YOUR OBJECTIVE »
Do not include the pictures; repeat the rest of the data exactly.

[Begin RAW DATA]

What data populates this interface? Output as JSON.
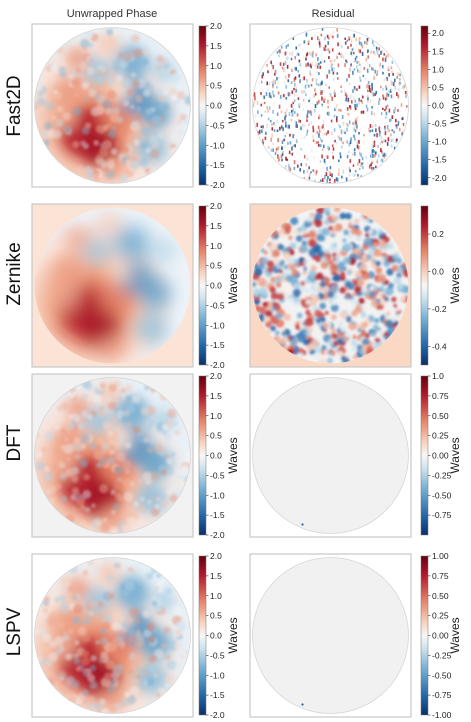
{
  "column_titles": [
    "Unwrapped Phase",
    "Residual"
  ],
  "row_labels": [
    "Fast2D",
    "Zernike",
    "DFT",
    "LSPV"
  ],
  "colormap": {
    "low": "#08306b",
    "mid": "#f7f7f7",
    "high": "#67000d"
  },
  "chart_data": [
    {
      "type": "heatmap",
      "row": "Fast2D",
      "column": "Unwrapped Phase",
      "colorbar_label": "Waves",
      "clim": [
        -2.0,
        2.0
      ],
      "ticks": [
        "2.0",
        "1.5",
        "1.0",
        "0.5",
        "0.0",
        "-0.5",
        "-1.0",
        "-1.5",
        "-2.0"
      ],
      "pattern": "smooth-phase",
      "background": "#ffffff",
      "circle_border": true
    },
    {
      "type": "heatmap",
      "row": "Fast2D",
      "column": "Residual",
      "colorbar_label": "Waves",
      "clim": [
        -2.2,
        2.2
      ],
      "ticks": [
        "2.0",
        "1.5",
        "1.0",
        "0.5",
        "0.0",
        "-0.5",
        "-1.0",
        "-1.5",
        "-2.0"
      ],
      "pattern": "sparse-noise",
      "background": "#ffffff",
      "circle_border": true
    },
    {
      "type": "heatmap",
      "row": "Zernike",
      "column": "Unwrapped Phase",
      "colorbar_label": "Waves",
      "clim": [
        -2.0,
        2.0
      ],
      "ticks": [
        "2.0",
        "1.5",
        "1.0",
        "0.5",
        "0.0",
        "-0.5",
        "-1.0",
        "-1.5",
        "-2.0"
      ],
      "pattern": "smooth-fit",
      "background": "#fbe3d5",
      "circle_border": false
    },
    {
      "type": "heatmap",
      "row": "Zernike",
      "column": "Residual",
      "colorbar_label": "Waves",
      "clim": [
        -0.5,
        0.35
      ],
      "ticks": [
        "0.2",
        "0.0",
        "-0.2",
        "-0.4"
      ],
      "pattern": "dense-noise",
      "background": "#fbd8c4",
      "circle_border": false
    },
    {
      "type": "heatmap",
      "row": "DFT",
      "column": "Unwrapped Phase",
      "colorbar_label": "Waves",
      "clim": [
        -2.0,
        2.0
      ],
      "ticks": [
        "2.0",
        "1.5",
        "1.0",
        "0.5",
        "0.0",
        "-0.5",
        "-1.0",
        "-1.5",
        "-2.0"
      ],
      "pattern": "smooth-phase",
      "background": "#f2f2f2",
      "circle_border": true
    },
    {
      "type": "heatmap",
      "row": "DFT",
      "column": "Residual",
      "colorbar_label": "Waves",
      "clim": [
        -1.0,
        1.0
      ],
      "ticks": [
        "1.0",
        "0.75",
        "0.50",
        "0.25",
        "0.00",
        "-0.25",
        "-0.50",
        "-0.75"
      ],
      "pattern": "flat",
      "background": "#ffffff",
      "circle_border": true
    },
    {
      "type": "heatmap",
      "row": "LSPV",
      "column": "Unwrapped Phase",
      "colorbar_label": "Waves",
      "clim": [
        -2.0,
        2.0
      ],
      "ticks": [
        "2.0",
        "1.5",
        "1.0",
        "0.5",
        "0.0",
        "-0.5",
        "-1.0",
        "-1.5",
        "-2.0"
      ],
      "pattern": "smooth-phase",
      "background": "#ffffff",
      "circle_border": true
    },
    {
      "type": "heatmap",
      "row": "LSPV",
      "column": "Residual",
      "colorbar_label": "Waves",
      "clim": [
        -1.0,
        1.0
      ],
      "ticks": [
        "1.00",
        "0.75",
        "0.50",
        "0.25",
        "0.00",
        "-0.25",
        "-0.50",
        "-0.75",
        "-1.00"
      ],
      "pattern": "flat",
      "background": "#ffffff",
      "circle_border": true
    }
  ]
}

[End RAW DATA]

SOLUTION TO THIS EXERCISE »
What data populates this interface? Output as JSON.
{
  "column_titles": [
    "Unwrapped Phase",
    "Residual"
  ],
  "row_labels": [
    "Fast2D",
    "Zernike",
    "DFT",
    "LSPV"
  ],
  "colormap": {
    "low": "#08306b",
    "mid": "#f7f7f7",
    "high": "#67000d"
  },
  "chart_data": [
    {
      "type": "heatmap",
      "row": "Fast2D",
      "column": "Unwrapped Phase",
      "colorbar_label": "Waves",
      "clim": [
        -2.0,
        2.0
      ],
      "ticks": [
        "2.0",
        "1.5",
        "1.0",
        "0.5",
        "0.0",
        "-0.5",
        "-1.0",
        "-1.5",
        "-2.0"
      ],
      "pattern": "smooth-phase",
      "background": "#ffffff",
      "circle_border": true
    },
    {
      "type": "heatmap",
      "row": "Fast2D",
      "column": "Residual",
      "colorbar_label": "Waves",
      "clim": [
        -2.2,
        2.2
      ],
      "ticks": [
        "2.0",
        "1.5",
        "1.0",
        "0.5",
        "0.0",
        "-0.5",
        "-1.0",
        "-1.5",
        "-2.0"
      ],
      "pattern": "sparse-noise",
      "background": "#ffffff",
      "circle_border": true
    },
    {
      "type": "heatmap",
      "row": "Zernike",
      "column": "Unwrapped Phase",
      "colorbar_label": "Waves",
      "clim": [
        -2.0,
        2.0
      ],
      "ticks": [
        "2.0",
        "1.5",
        "1.0",
        "0.5",
        "0.0",
        "-0.5",
        "-1.0",
        "-1.5",
        "-2.0"
      ],
      "pattern": "smooth-fit",
      "background": "#fbe3d5",
      "circle_border": false
    },
    {
      "type": "heatmap",
      "row": "Zernike",
      "column": "Residual",
      "colorbar_label": "Waves",
      "clim": [
        -0.5,
        0.35
      ],
      "ticks": [
        "0.2",
        "0.0",
        "-0.2",
        "-0.4"
      ],
      "pattern": "dense-noise",
      "background": "#fbd8c4",
      "circle_border": false
    },
    {
      "type": "heatmap",
      "row": "DFT",
      "column": "Unwrapped Phase",
      "colorbar_label": "Waves",
      "clim": [
        -2.0,
        2.0
      ],
      "ticks": [
        "2.0",
        "1.5",
        "1.0",
        "0.5",
        "0.0",
        "-0.5",
        "-1.0",
        "-1.5",
        "-2.0"
      ],
      "pattern": "smooth-phase",
      "background": "#f2f2f2",
      "circle_border": true
    },
    {
      "type": "heatmap",
      "row": "DFT",
      "column": "Residual",
      "colorbar_label": "Waves",
      "clim": [
        -1.0,
        1.0
      ],
      "ticks": [
        "1.0",
        "0.75",
        "0.50",
        "0.25",
        "0.00",
        "-0.25",
        "-0.50",
        "-0.75"
      ],
      "pattern": "flat",
      "background": "#ffffff",
      "circle_border": true
    },
    {
      "type": "heatmap",
      "row": "LSPV",
      "column": "Unwrapped Phase",
      "colorbar_label": "Waves",
      "clim": [
        -2.0,
        2.0
      ],
      "ticks": [
        "2.0",
        "1.5",
        "1.0",
        "0.5",
        "0.0",
        "-0.5",
        "-1.0",
        "-1.5",
        "-2.0"
      ],
      "pattern": "smooth-phase",
      "background": "#ffffff",
      "circle_border": true
    },
    {
      "type": "heatmap",
      "row": "LSPV",
      "column": "Residual",
      "colorbar_label": "Waves",
      "clim": [
        -1.0,
        1.0
      ],
      "ticks": [
        "1.00",
        "0.75",
        "0.50",
        "0.25",
        "0.00",
        "-0.25",
        "-0.50",
        "-0.75",
        "-1.00"
      ],
      "pattern": "flat",
      "background": "#ffffff",
      "circle_border": true
    }
  ]
}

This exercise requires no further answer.